§ **WHAT YOU HAVE TO DO**: Scan the entries below and extract each line with the word "JSON" in it.

§ **THE INPUT**:
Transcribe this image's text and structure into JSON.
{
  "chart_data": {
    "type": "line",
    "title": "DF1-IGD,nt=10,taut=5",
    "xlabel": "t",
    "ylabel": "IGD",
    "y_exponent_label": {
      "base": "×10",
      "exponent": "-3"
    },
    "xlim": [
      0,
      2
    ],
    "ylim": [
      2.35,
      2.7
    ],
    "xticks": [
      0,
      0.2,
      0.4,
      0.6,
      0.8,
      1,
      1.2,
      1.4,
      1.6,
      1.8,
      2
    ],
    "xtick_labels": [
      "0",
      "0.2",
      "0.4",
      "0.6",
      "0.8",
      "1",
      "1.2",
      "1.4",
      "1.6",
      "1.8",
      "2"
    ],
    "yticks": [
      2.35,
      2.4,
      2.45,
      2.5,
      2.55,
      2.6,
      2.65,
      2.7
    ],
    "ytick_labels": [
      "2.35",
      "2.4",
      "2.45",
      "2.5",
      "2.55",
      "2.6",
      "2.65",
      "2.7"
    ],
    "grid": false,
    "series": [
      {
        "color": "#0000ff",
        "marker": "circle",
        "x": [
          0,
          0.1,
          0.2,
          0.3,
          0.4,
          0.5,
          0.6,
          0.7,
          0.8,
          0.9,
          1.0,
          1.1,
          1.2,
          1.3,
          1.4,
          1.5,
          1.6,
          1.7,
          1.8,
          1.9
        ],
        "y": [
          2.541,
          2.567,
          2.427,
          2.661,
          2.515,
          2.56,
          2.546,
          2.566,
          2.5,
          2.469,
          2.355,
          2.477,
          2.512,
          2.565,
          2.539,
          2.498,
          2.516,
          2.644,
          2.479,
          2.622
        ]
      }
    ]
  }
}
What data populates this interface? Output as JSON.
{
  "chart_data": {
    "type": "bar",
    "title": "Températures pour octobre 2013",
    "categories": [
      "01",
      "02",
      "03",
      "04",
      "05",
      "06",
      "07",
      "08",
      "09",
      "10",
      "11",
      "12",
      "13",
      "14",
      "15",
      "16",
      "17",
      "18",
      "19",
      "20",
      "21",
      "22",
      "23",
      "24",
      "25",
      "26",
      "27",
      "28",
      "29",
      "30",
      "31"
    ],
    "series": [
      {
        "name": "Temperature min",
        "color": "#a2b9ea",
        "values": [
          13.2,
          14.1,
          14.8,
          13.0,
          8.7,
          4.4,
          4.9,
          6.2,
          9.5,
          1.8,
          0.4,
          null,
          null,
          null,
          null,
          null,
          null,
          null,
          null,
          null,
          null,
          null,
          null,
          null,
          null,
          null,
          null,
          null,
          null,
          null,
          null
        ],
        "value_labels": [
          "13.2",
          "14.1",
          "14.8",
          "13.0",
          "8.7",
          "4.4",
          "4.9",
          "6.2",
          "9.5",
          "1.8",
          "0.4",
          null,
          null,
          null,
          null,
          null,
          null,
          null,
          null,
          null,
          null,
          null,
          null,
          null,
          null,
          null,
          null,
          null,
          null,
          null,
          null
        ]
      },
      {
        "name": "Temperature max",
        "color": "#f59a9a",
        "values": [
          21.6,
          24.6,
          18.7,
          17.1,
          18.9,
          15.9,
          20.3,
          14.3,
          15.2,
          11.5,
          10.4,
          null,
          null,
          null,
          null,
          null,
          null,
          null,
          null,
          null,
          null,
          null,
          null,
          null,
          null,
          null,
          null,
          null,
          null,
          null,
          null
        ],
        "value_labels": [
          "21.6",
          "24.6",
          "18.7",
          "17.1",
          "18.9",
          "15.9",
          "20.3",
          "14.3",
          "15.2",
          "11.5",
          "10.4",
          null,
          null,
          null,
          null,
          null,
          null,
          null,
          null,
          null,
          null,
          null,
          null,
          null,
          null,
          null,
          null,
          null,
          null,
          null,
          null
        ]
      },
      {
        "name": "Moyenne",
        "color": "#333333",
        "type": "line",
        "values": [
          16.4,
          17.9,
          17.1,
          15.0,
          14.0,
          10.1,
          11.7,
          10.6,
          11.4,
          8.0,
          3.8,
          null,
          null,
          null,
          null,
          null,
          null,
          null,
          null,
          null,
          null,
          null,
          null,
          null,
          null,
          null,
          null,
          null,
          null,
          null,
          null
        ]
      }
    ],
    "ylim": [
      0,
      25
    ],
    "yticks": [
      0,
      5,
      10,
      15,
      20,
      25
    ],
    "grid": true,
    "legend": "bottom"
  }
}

§ **SOLUTION TO THIS EXERCISE**:
Transcribe this image's text and structure into JSON.
What data populates this interface? Output as JSON.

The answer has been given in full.